What to work on
Each line that holds the word "Showing" should be returned.

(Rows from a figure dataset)
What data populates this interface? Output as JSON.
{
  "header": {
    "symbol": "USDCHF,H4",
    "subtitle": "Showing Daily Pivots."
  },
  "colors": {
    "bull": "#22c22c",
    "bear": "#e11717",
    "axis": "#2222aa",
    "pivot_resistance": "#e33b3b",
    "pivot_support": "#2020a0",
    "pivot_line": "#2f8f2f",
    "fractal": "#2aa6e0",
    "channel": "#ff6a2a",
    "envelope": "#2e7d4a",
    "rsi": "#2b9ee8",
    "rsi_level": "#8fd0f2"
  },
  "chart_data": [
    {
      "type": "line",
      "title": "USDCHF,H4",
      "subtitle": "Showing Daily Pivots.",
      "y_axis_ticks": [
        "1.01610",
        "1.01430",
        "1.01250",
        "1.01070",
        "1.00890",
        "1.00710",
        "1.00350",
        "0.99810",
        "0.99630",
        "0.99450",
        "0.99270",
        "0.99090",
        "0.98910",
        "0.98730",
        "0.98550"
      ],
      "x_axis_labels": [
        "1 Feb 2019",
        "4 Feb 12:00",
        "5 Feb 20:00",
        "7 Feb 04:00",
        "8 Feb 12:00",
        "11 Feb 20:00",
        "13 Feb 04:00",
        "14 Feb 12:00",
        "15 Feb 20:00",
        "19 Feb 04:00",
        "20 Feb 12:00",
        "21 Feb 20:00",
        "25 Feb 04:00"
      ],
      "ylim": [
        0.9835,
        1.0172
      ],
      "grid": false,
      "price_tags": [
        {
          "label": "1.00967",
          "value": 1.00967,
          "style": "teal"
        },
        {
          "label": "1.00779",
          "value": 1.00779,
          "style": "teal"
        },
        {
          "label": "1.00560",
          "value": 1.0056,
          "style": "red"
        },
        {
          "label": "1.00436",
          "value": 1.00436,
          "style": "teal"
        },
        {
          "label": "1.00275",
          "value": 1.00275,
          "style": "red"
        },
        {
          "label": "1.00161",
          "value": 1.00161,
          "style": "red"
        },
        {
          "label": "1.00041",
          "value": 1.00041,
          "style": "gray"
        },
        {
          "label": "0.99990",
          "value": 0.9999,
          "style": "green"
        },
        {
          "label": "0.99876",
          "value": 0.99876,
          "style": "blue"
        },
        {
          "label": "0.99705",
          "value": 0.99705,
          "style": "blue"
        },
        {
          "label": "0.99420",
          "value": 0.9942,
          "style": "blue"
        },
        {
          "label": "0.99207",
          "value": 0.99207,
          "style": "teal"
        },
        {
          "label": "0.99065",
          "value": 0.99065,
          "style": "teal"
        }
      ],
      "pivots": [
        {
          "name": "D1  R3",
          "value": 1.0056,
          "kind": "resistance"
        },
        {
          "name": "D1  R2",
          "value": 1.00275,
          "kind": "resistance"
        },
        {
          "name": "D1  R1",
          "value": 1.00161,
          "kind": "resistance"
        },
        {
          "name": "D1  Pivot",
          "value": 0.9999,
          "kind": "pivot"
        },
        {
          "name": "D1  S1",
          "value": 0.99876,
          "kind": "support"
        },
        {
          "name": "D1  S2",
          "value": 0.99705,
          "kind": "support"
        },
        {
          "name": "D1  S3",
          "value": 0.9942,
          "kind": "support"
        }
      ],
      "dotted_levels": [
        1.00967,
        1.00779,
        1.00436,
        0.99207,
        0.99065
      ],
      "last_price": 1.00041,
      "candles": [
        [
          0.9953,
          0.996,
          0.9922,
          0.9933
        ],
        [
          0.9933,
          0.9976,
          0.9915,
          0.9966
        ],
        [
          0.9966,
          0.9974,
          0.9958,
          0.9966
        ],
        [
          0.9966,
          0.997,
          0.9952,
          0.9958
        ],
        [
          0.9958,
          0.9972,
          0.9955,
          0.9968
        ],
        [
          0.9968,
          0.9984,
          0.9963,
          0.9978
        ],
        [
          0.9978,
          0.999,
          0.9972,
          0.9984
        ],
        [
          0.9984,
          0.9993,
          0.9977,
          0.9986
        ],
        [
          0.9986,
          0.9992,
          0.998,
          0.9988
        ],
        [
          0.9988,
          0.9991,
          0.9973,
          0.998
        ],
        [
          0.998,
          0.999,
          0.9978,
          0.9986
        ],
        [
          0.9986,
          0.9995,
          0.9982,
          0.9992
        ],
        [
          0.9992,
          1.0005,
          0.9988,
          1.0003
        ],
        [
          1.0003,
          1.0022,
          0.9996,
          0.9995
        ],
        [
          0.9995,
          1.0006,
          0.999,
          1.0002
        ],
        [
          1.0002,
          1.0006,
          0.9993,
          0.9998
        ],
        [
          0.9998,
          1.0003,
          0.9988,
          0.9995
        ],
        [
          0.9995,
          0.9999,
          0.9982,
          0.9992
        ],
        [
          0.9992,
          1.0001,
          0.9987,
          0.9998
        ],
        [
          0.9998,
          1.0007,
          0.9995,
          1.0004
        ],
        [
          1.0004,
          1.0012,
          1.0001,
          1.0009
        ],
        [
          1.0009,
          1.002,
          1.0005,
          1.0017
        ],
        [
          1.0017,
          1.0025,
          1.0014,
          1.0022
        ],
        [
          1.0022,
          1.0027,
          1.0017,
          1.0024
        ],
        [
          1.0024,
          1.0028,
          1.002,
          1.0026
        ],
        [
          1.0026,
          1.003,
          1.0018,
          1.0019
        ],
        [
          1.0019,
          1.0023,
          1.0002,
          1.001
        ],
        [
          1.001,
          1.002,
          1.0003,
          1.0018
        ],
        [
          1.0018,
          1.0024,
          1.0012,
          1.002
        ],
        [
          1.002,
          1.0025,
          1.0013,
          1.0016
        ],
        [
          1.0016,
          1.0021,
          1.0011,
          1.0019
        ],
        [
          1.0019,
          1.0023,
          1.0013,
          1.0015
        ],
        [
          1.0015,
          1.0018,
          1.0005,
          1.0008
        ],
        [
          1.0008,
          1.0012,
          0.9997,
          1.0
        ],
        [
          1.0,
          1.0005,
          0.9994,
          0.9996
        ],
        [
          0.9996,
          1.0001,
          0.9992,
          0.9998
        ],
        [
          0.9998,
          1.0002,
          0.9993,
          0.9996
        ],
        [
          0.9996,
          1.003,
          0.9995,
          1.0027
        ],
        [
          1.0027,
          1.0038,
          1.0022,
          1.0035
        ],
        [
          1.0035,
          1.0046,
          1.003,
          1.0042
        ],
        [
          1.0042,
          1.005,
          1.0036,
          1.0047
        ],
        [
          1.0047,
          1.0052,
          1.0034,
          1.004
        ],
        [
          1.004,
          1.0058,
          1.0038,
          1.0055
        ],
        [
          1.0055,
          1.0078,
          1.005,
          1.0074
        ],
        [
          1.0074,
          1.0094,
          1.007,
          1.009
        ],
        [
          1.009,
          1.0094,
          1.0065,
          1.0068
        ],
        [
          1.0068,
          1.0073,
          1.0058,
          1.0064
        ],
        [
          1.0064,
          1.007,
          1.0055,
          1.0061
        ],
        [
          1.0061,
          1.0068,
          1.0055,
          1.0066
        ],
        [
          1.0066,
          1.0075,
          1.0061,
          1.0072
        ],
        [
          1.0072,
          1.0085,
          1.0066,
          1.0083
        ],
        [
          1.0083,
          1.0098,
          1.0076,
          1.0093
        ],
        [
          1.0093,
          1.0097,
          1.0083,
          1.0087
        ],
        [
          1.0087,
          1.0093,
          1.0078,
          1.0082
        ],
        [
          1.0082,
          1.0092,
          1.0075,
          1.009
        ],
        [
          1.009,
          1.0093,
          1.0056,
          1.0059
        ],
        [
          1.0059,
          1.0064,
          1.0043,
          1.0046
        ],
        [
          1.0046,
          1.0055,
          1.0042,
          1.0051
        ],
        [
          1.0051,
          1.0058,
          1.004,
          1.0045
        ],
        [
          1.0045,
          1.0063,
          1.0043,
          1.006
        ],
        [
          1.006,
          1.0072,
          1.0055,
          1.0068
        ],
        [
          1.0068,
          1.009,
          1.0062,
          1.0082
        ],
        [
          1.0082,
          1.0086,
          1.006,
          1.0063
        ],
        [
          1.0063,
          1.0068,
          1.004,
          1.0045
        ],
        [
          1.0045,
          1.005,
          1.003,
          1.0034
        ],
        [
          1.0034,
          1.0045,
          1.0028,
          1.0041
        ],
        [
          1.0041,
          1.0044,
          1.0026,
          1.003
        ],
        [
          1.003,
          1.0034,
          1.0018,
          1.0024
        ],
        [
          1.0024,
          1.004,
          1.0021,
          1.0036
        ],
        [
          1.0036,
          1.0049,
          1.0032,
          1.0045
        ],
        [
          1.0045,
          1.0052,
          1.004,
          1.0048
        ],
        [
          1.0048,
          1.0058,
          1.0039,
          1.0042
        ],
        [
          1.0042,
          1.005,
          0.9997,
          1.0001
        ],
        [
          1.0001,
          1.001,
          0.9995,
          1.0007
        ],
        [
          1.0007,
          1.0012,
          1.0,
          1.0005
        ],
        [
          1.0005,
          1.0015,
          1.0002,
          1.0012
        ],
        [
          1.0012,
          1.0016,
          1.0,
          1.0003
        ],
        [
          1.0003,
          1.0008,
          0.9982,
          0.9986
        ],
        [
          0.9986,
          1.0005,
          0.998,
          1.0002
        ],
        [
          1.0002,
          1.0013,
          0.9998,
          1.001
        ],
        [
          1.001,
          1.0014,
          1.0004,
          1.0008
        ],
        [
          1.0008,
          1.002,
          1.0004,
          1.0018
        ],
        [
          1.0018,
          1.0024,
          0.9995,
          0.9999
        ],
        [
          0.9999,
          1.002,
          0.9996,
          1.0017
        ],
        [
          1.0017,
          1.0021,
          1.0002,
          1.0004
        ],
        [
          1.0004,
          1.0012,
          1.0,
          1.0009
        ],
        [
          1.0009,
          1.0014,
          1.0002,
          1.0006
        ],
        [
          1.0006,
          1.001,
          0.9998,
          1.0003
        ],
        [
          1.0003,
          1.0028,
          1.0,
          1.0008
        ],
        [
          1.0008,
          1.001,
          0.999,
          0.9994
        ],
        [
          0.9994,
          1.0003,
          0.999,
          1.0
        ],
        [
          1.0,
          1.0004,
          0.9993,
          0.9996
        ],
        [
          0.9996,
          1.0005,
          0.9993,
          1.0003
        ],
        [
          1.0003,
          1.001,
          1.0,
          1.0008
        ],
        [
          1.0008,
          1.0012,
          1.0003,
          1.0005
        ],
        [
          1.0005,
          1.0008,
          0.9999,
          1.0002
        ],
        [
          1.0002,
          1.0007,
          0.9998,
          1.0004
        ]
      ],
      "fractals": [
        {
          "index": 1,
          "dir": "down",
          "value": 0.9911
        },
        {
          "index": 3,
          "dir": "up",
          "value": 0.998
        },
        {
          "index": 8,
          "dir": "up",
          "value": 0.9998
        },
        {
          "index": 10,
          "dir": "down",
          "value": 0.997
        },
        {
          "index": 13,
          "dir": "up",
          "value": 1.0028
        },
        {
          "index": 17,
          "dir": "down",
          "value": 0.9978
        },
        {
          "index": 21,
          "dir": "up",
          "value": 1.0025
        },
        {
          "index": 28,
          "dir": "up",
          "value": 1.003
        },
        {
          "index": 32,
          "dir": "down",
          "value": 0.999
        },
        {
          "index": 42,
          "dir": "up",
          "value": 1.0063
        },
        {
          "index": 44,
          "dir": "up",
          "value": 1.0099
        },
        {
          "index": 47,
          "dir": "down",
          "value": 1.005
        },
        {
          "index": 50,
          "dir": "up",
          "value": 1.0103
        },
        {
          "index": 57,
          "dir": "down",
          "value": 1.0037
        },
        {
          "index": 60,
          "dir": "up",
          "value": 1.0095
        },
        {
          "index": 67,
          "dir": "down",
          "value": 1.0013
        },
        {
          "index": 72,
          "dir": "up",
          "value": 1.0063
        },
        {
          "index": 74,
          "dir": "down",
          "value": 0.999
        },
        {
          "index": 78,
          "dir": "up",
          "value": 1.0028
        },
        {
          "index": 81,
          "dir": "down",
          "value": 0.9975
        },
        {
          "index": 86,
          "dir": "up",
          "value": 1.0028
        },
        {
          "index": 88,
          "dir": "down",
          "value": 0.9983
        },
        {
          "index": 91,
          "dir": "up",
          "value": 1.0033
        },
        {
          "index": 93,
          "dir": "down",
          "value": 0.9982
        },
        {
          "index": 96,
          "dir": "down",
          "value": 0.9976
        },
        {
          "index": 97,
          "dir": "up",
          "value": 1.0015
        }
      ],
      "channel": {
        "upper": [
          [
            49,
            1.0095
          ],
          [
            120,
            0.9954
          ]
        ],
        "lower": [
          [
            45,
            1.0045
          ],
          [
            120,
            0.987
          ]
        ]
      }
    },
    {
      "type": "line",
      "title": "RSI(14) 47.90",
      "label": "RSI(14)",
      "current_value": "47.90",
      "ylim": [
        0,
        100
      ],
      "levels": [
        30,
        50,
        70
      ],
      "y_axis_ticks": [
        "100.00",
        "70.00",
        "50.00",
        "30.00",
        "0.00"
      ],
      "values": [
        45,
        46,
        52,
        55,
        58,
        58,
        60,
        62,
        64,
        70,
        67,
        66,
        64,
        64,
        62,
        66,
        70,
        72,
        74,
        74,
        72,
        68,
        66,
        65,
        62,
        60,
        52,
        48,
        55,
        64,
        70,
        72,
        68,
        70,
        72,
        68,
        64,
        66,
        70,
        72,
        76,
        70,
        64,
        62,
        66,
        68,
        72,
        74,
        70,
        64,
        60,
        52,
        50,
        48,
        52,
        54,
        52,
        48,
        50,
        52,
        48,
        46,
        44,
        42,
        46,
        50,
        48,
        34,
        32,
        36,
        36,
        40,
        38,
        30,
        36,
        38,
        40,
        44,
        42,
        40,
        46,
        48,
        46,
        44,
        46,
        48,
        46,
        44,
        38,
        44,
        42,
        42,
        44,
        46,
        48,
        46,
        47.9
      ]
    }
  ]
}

Solved exercise
    "subtitle": "Showing Daily Pivots."
      "subtitle": "Showing Daily Pivots.",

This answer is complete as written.